**Problem details**. Repeat the records below exactly.

(Dataset items)
——————————

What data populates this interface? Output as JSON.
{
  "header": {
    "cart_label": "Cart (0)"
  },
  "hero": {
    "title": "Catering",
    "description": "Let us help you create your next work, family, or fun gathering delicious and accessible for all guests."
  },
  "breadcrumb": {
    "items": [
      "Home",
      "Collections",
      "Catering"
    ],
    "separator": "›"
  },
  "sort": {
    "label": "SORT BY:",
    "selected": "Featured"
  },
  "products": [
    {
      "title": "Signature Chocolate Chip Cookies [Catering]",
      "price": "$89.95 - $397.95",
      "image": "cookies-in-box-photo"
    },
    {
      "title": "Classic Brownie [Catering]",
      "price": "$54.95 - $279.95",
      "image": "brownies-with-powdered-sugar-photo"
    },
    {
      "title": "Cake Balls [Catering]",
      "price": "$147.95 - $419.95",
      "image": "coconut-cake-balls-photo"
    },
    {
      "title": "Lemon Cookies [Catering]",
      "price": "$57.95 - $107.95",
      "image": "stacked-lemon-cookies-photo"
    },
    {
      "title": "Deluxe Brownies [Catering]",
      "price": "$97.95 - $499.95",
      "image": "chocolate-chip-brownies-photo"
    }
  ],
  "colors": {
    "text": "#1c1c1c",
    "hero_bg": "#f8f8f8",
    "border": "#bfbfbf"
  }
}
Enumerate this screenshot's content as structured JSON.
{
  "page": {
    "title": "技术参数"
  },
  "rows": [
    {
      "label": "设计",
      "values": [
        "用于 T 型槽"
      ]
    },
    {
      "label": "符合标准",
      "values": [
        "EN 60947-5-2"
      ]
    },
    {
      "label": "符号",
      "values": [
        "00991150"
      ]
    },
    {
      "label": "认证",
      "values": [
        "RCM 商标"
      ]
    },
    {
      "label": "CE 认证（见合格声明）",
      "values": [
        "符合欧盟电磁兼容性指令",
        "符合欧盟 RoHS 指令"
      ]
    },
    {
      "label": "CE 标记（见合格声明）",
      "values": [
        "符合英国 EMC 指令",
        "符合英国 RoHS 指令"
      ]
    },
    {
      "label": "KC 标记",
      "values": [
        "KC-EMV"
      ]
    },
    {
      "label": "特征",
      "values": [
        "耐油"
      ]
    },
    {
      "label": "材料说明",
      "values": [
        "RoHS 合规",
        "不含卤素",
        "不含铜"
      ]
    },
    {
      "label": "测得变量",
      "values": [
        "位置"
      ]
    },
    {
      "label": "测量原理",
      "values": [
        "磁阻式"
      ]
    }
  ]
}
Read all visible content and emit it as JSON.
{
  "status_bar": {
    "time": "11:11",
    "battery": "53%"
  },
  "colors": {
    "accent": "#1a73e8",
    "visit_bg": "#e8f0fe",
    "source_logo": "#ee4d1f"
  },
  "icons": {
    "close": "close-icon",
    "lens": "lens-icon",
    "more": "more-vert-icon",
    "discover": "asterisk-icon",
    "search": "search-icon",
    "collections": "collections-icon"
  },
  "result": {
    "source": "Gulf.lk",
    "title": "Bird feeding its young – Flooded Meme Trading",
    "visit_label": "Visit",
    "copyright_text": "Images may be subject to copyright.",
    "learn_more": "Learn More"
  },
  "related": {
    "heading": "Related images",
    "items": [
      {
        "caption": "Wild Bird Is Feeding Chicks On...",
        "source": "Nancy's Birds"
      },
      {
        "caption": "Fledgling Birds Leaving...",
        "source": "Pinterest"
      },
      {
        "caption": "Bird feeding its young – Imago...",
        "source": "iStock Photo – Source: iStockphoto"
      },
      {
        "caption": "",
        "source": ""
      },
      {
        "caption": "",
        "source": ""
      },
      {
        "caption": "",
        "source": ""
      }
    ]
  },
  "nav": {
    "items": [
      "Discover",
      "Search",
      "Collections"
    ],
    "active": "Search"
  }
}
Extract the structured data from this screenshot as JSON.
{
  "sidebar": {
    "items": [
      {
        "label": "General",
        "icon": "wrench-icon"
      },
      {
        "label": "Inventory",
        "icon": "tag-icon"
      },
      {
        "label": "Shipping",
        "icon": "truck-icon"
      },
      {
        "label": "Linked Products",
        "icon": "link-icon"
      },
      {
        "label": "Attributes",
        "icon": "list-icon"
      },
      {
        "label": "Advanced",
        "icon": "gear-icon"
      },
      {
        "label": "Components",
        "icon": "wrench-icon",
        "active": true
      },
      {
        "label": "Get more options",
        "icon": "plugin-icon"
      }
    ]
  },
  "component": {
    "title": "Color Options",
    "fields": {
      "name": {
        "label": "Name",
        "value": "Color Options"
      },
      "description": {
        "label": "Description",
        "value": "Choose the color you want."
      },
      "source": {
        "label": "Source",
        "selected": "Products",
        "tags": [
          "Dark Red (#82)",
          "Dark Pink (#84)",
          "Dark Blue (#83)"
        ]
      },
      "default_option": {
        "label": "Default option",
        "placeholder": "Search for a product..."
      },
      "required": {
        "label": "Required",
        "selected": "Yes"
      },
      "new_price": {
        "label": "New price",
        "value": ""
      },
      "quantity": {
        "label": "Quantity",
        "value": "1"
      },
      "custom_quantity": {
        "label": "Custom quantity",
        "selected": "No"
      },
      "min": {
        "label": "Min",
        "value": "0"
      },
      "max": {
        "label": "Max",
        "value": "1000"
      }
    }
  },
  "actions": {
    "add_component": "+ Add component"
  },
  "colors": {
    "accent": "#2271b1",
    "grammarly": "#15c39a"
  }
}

——————————

**Solution to the problem**.
What data populates this interface? Output as JSON.
{
  "header": {
    "cart_label": "Cart (0)"
  },
  "hero": {
    "title": "Catering",
    "description": "Let us help you create your next work, family, or fun gathering delicious and accessible for all guests."
  },
  "breadcrumb": {
    "items": [
      "Home",
      "Collections",
      "Catering"
    ],
    "separator": "›"
  },
  "sort": {
    "label": "SORT BY:",
    "selected": "Featured"
  },
  "products": [
    {
      "title": "Signature Chocolate Chip Cookies [Catering]",
      "price": "$89.95 - $397.95",
      "image": "cookies-in-box-photo"
    },
    {
      "title": "Classic Brownie [Catering]",
      "price": "$54.95 - $279.95",
      "image": "brownies-with-powdered-sugar-photo"
    },
    {
      "title": "Cake Balls [Catering]",
      "price": "$147.95 - $419.95",
      "image": "coconut-cake-balls-photo"
    },
    {
      "title": "Lemon Cookies [Catering]",
      "price": "$57.95 - $107.95",
      "image": "stacked-lemon-cookies-photo"
    },
    {
      "title": "Deluxe Brownies [Catering]",
      "price": "$97.95 - $499.95",
      "image": "chocolate-chip-brownies-photo"
    }
  ],
  "colors": {
    "text": "#1c1c1c",
    "hero_bg": "#f8f8f8",
    "border": "#bfbfbf"
  }
}
Enumerate this screenshot's content as structured JSON.
{
  "page": {
    "title": "技术参数"
  },
  "rows": [
    {
      "label": "设计",
      "values": [
        "用于 T 型槽"
      ]
    },
    {
      "label": "符合标准",
      "values": [
        "EN 60947-5-2"
      ]
    },
    {
      "label": "符号",
      "values": [
        "00991150"
      ]
    },
    {
      "label": "认证",
      "values": [
        "RCM 商标"
      ]
    },
    {
      "label": "CE 认证（见合格声明）",
      "values": [
        "符合欧盟电磁兼容性指令",
        "符合欧盟 RoHS 指令"
      ]
    },
    {
      "label": "CE 标记（见合格声明）",
      "values": [
        "符合英国 EMC 指令",
        "符合英国 RoHS 指令"
      ]
    },
    {
      "label": "KC 标记",
      "values": [
        "KC-EMV"
      ]
    },
    {
      "label": "特征",
      "values": [
        "耐油"
      ]
    },
    {
      "label": "材料说明",
      "values": [
        "RoHS 合规",
        "不含卤素",
        "不含铜"
      ]
    },
    {
      "label": "测得变量",
      "values": [
        "位置"
      ]
    },
    {
      "label": "测量原理",
      "values": [
        "磁阻式"
      ]
    }
  ]
}
Read all visible content and emit it as JSON.
{
  "status_bar": {
    "time": "11:11",
    "battery": "53%"
  },
  "colors": {
    "accent": "#1a73e8",
    "visit_bg": "#e8f0fe",
    "source_logo": "#ee4d1f"
  },
  "icons": {
    "close": "close-icon",
    "lens": "lens-icon",
    "more": "more-vert-icon",
    "discover": "asterisk-icon",
    "search": "search-icon",
    "collections": "collections-icon"
  },
  "result": {
    "source": "Gulf.lk",
    "title": "Bird feeding its young – Flooded Meme Trading",
    "visit_label": "Visit",
    "copyright_text": "Images may be subject to copyright.",
    "learn_more": "Learn More"
  },
  "related": {
    "heading": "Related images",
    "items": [
      {
        "caption": "Wild Bird Is Feeding Chicks On...",
        "source": "Nancy's Birds"
      },
      {
        "caption": "Fledgling Birds Leaving...",
        "source": "Pinterest"
      },
      {
        "caption": "Bird feeding its young – Imago...",
        "source": "iStock Photo – Source: iStockphoto"
      },
      {
        "caption": "",
        "source": ""
      },
      {
        "caption": "",
        "source": ""
      },
      {
        "caption": "",
        "source": ""
      }
    ]
  },
  "nav": {
    "items": [
      "Discover",
      "Search",
      "Collections"
    ],
    "active": "Search"
  }
}
Extract the structured data from this screenshot as JSON.
{
  "sidebar": {
    "items": [
      {
        "label": "General",
        "icon": "wrench-icon"
      },
      {
        "label": "Inventory",
        "icon": "tag-icon"
      },
      {
        "label": "Shipping",
        "icon": "truck-icon"
      },
      {
        "label": "Linked Products",
        "icon": "link-icon"
      },
      {
        "label": "Attributes",
        "icon": "list-icon"
      },
      {
        "label": "Advanced",
        "icon": "gear-icon"
      },
      {
        "label": "Components",
        "icon": "wrench-icon",
        "active": true
      },
      {
        "label": "Get more options",
        "icon": "plugin-icon"
      }
    ]
  },
  "component": {
    "title": "Color Options",
    "fields": {
      "name": {
        "label": "Name",
        "value": "Color Options"
      },
      "description": {
        "label": "Description",
        "value": "Choose the color you want."
      },
      "source": {
        "label": "Source",
        "selected": "Products",
        "tags": [
          "Dark Red (#82)",
          "Dark Pink (#84)",
          "Dark Blue (#83)"
        ]
      },
      "default_option": {
        "label": "Default option",
        "placeholder": "Search for a product..."
      },
      "required": {
        "label": "Required",
        "selected": "Yes"
      },
      "new_price": {
        "label": "New price",
        "value": ""
      },
      "quantity": {
        "label": "Quantity",
        "value": "1"
      },
      "custom_quantity": {
        "label": "Custom quantity",
        "selected": "No"
      },
      "min": {
        "label": "Min",
        "value": "0"
      },
      "max": {
        "label": "Max",
        "value": "1000"
      }
    }
  },
  "actions": {
    "add_component": "+ Add component"
  },
  "colors": {
    "accent": "#2271b1",
    "grammarly": "#15c39a"
  }
}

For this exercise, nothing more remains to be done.